## BEGIN INFORMATION SHOWN

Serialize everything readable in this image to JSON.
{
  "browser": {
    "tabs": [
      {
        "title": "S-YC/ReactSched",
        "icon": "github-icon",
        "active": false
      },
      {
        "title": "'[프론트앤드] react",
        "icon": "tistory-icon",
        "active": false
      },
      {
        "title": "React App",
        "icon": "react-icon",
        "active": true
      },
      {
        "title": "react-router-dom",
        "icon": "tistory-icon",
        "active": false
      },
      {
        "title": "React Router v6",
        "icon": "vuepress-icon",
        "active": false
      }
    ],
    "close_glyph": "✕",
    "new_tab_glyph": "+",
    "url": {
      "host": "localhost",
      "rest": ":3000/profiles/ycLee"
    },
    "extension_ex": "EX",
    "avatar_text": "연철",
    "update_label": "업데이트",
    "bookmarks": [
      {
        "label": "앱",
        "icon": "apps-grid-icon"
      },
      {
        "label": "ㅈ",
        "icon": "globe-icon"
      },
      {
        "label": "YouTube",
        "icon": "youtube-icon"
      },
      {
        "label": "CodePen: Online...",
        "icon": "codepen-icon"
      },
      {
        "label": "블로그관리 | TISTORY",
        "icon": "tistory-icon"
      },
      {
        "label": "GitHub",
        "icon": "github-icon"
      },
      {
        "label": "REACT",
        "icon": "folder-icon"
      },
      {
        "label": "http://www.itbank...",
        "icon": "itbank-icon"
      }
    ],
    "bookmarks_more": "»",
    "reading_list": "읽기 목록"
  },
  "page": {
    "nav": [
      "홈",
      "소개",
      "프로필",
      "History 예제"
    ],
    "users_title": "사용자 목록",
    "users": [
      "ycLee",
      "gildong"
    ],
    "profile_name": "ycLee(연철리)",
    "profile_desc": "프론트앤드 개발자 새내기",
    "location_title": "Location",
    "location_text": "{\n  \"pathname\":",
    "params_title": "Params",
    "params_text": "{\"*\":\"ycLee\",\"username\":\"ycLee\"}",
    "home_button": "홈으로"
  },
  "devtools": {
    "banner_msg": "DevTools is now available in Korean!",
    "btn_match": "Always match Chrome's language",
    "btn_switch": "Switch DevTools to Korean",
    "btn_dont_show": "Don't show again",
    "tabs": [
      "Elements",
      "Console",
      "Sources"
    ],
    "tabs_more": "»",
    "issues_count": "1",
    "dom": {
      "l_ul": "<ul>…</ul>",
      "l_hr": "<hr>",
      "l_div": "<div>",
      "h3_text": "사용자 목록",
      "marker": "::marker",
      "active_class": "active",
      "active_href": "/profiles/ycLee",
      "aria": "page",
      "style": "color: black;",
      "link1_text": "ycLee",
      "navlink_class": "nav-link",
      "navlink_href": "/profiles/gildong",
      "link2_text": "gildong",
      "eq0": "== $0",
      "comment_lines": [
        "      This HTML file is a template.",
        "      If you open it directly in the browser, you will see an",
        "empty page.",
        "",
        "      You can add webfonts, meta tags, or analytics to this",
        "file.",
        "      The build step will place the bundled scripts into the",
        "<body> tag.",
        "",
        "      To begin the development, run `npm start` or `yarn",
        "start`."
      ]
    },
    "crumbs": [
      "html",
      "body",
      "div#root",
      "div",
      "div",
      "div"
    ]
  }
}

## END INFORMATION SHOWN

Looking at the listing above, how many of its lines contain the string "Korean"? Give the number alone.

SOLUTION TO THIS TASK:
2